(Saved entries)

═══

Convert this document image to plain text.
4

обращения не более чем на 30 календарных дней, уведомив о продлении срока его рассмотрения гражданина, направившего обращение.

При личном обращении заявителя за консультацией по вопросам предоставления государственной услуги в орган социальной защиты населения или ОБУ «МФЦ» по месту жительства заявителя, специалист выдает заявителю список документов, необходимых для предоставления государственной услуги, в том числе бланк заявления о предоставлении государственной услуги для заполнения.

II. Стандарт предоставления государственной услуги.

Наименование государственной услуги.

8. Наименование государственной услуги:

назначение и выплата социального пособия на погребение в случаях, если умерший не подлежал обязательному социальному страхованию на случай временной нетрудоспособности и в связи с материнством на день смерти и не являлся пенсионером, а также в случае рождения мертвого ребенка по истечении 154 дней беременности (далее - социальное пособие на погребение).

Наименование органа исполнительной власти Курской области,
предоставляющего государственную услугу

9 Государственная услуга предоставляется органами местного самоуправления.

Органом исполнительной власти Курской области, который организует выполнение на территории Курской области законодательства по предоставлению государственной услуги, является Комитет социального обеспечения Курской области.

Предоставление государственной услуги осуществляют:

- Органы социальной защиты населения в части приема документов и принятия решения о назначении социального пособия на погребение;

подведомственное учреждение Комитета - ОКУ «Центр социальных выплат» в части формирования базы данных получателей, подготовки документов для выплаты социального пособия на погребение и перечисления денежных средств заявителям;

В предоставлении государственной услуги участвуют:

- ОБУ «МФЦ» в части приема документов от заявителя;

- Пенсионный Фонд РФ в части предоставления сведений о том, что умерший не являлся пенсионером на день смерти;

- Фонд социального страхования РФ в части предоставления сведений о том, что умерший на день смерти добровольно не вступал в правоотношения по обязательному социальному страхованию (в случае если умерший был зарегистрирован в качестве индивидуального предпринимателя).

═══

Can you restate every record above word for word?

Convert this document image to plain text.
4

обращения не более чем на 30 календарных дней, уведомив о продлении срока его рассмотрения гражданина, направившего обращение.

При личном обращении заявителя за консультацией по вопросам предоставления государственной услуги в орган социальной защиты населения или ОБУ «МФЦ» по месту жительства заявителя, специалист выдает заявителю список документов, необходимых для предоставления государственной услуги, в том числе бланк заявления о предоставлении государственной услуги для заполнения.

II. Стандарт предоставления государственной услуги.

Наименование государственной услуги.

8. Наименование государственной услуги:

назначение и выплата социального пособия на погребение в случаях, если умерший не подлежал обязательному социальному страхованию на случай временной нетрудоспособности и в связи с материнством на день смерти и не являлся пенсионером, а также в случае рождения мертвого ребенка по истечении 154 дней беременности (далее - социальное пособие на погребение).

Наименование органа исполнительной власти Курской области,
предоставляющего государственную услугу

9 Государственная услуга предоставляется органами местного самоуправления.

Органом исполнительной власти Курской области, который организует выполнение на территории Курской области законодательства по предоставлению государственной услуги, является Комитет социального обеспечения Курской области.

Предоставление государственной услуги осуществляют:

- Органы социальной защиты населения в части приема документов и принятия решения о назначении социального пособия на погребение;

подведомственное учреждение Комитета - ОКУ «Центр социальных выплат» в части формирования базы данных получателей, подготовки документов для выплаты социального пособия на погребение и перечисления денежных средств заявителям;

В предоставлении государственной услуги участвуют:

- ОБУ «МФЦ» в части приема документов от заявителя;

- Пенсионный Фонд РФ в части предоставления сведений о том, что умерший не являлся пенсионером на день смерти;

- Фонд социального страхования РФ в части предоставления сведений о том, что умерший на день смерти добровольно не вступал в правоотношения по обязательному социальному страхованию (в случае если умерший был зарегистрирован в качестве индивидуального предпринимателя).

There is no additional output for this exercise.